*Instructions for the task*: Give the number of lines in the records below that include "icon". Reply with that number alone.

-- start Data for the task --

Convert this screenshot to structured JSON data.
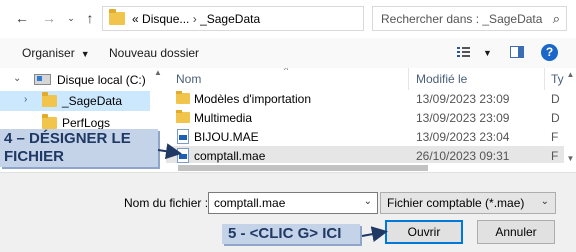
{
  "address": {
    "prefix": "«",
    "path_parts": [
      "Disque...",
      "_SageData"
    ],
    "separator": "›",
    "search_placeholder": "Rechercher dans : _SageData"
  },
  "toolbar": {
    "organize_label": "Organiser",
    "new_folder_label": "Nouveau dossier"
  },
  "nav": {
    "items": [
      {
        "label": "Disque local (C:)",
        "expanded": true
      },
      {
        "label": "_SageData",
        "selected": true
      },
      {
        "label": "PerfLogs"
      }
    ]
  },
  "files": {
    "columns": [
      "Nom",
      "Modifié le",
      "Ty"
    ],
    "rows": [
      {
        "name": "Modèles d'importation",
        "date": "13/09/2023 23:09",
        "type": "D",
        "icon": "folder-icon"
      },
      {
        "name": "Multimedia",
        "date": "13/09/2023 23:09",
        "type": "D",
        "icon": "folder-icon"
      },
      {
        "name": "BIJOU.MAE",
        "date": "13/09/2023 23:04",
        "type": "F",
        "icon": "sage-file-icon"
      },
      {
        "name": "comptall.mae",
        "date": "26/10/2023 09:31",
        "type": "F",
        "icon": "sage-file-icon",
        "selected": true
      }
    ]
  },
  "bottom": {
    "filename_label": "Nom du fichier :",
    "filename_value": "comptall.mae",
    "filetype_value": "Fichier comptable (*.mae)",
    "open_label": "Ouvrir",
    "cancel_label": "Annuler"
  },
  "annotations": {
    "step4_line1": "4 – DÉSIGNER LE",
    "step4_line2": "FICHIER",
    "step5": "5 - <CLIC G> ICI"
  },
  "colors": {
    "selection": "#cce8ff",
    "primary_border": "#0078d7",
    "callout_bg": "#c5d3e8",
    "callout_text": "#1f3864"
  }
}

-- end Data for the task --

*Result of the exercise*: 4